» Exercise goal
Can you retype every record below exactly as written?

» Provided data
-----
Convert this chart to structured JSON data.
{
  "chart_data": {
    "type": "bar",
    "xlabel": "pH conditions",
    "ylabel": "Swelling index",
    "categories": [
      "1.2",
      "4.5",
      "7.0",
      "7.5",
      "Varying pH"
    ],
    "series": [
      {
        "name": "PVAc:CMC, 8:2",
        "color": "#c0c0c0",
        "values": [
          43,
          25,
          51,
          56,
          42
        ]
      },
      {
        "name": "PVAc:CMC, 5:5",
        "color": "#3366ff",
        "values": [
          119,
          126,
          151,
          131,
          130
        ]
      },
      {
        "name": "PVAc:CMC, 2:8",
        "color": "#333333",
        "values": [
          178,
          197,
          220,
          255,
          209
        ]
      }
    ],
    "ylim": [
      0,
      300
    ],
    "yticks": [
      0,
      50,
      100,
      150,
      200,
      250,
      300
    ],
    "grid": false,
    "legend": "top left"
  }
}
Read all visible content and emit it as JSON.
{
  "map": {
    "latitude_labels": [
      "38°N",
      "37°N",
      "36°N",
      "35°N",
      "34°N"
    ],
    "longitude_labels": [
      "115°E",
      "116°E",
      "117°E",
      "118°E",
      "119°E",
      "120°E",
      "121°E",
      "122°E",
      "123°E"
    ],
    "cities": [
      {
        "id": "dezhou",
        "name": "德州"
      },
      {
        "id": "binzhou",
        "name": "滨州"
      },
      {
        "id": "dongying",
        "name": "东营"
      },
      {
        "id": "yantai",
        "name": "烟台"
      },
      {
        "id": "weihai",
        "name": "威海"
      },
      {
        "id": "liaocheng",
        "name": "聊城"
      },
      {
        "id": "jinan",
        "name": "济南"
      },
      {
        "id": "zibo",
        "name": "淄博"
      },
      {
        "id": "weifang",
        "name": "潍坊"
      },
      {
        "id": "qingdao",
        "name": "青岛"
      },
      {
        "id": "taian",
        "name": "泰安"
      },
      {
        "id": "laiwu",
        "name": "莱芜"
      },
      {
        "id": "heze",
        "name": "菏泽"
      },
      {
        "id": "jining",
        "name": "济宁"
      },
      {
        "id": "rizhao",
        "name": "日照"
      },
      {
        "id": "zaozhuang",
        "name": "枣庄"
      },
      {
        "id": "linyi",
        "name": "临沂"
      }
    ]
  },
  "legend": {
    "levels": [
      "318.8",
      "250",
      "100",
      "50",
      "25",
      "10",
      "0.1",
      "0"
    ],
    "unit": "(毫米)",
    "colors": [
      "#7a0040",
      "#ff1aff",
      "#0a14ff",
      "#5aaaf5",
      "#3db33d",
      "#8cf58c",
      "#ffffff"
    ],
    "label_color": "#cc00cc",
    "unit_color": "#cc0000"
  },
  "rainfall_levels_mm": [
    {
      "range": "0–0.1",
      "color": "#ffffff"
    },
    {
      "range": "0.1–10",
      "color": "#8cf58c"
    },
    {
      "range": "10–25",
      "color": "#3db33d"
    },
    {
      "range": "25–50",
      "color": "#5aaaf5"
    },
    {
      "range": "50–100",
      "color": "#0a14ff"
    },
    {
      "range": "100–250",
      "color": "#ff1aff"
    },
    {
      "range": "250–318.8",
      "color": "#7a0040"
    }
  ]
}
-----
» Exercise output
Convert this chart to structured JSON data.
{
  "chart_data": {
    "type": "bar",
    "xlabel": "pH conditions",
    "ylabel": "Swelling index",
    "categories": [
      "1.2",
      "4.5",
      "7.0",
      "7.5",
      "Varying pH"
    ],
    "series": [
      {
        "name": "PVAc:CMC, 8:2",
        "color": "#c0c0c0",
        "values": [
          43,
          25,
          51,
          56,
          42
        ]
      },
      {
        "name": "PVAc:CMC, 5:5",
        "color": "#3366ff",
        "values": [
          119,
          126,
          151,
          131,
          130
        ]
      },
      {
        "name": "PVAc:CMC, 2:8",
        "color": "#333333",
        "values": [
          178,
          197,
          220,
          255,
          209
        ]
      }
    ],
    "ylim": [
      0,
      300
    ],
    "yticks": [
      0,
      50,
      100,
      150,
      200,
      250,
      300
    ],
    "grid": false,
    "legend": "top left"
  }
}
Read all visible content and emit it as JSON.
{
  "map": {
    "latitude_labels": [
      "38°N",
      "37°N",
      "36°N",
      "35°N",
      "34°N"
    ],
    "longitude_labels": [
      "115°E",
      "116°E",
      "117°E",
      "118°E",
      "119°E",
      "120°E",
      "121°E",
      "122°E",
      "123°E"
    ],
    "cities": [
      {
        "id": "dezhou",
        "name": "德州"
      },
      {
        "id": "binzhou",
        "name": "滨州"
      },
      {
        "id": "dongying",
        "name": "东营"
      },
      {
        "id": "yantai",
        "name": "烟台"
      },
      {
        "id": "weihai",
        "name": "威海"
      },
      {
        "id": "liaocheng",
        "name": "聊城"
      },
      {
        "id": "jinan",
        "name": "济南"
      },
      {
        "id": "zibo",
        "name": "淄博"
      },
      {
        "id": "weifang",
        "name": "潍坊"
      },
      {
        "id": "qingdao",
        "name": "青岛"
      },
      {
        "id": "taian",
        "name": "泰安"
      },
      {
        "id": "laiwu",
        "name": "莱芜"
      },
      {
        "id": "heze",
        "name": "菏泽"
      },
      {
        "id": "jining",
        "name": "济宁"
      },
      {
        "id": "rizhao",
        "name": "日照"
      },
      {
        "id": "zaozhuang",
        "name": "枣庄"
      },
      {
        "id": "linyi",
        "name": "临沂"
      }
    ]
  },
  "legend": {
    "levels": [
      "318.8",
      "250",
      "100",
      "50",
      "25",
      "10",
      "0.1",
      "0"
    ],
    "unit": "(毫米)",
    "colors": [
      "#7a0040",
      "#ff1aff",
      "#0a14ff",
      "#5aaaf5",
      "#3db33d",
      "#8cf58c",
      "#ffffff"
    ],
    "label_color": "#cc00cc",
    "unit_color": "#cc0000"
  },
  "rainfall_levels_mm": [
    {
      "range": "0–0.1",
      "color": "#ffffff"
    },
    {
      "range": "0.1–10",
      "color": "#8cf58c"
    },
    {
      "range": "10–25",
      "color": "#3db33d"
    },
    {
      "range": "25–50",
      "color": "#5aaaf5"
    },
    {
      "range": "50–100",
      "color": "#0a14ff"
    },
    {
      "range": "100–250",
      "color": "#ff1aff"
    },
    {
      "range": "250–318.8",
      "color": "#7a0040"
    }
  ]
}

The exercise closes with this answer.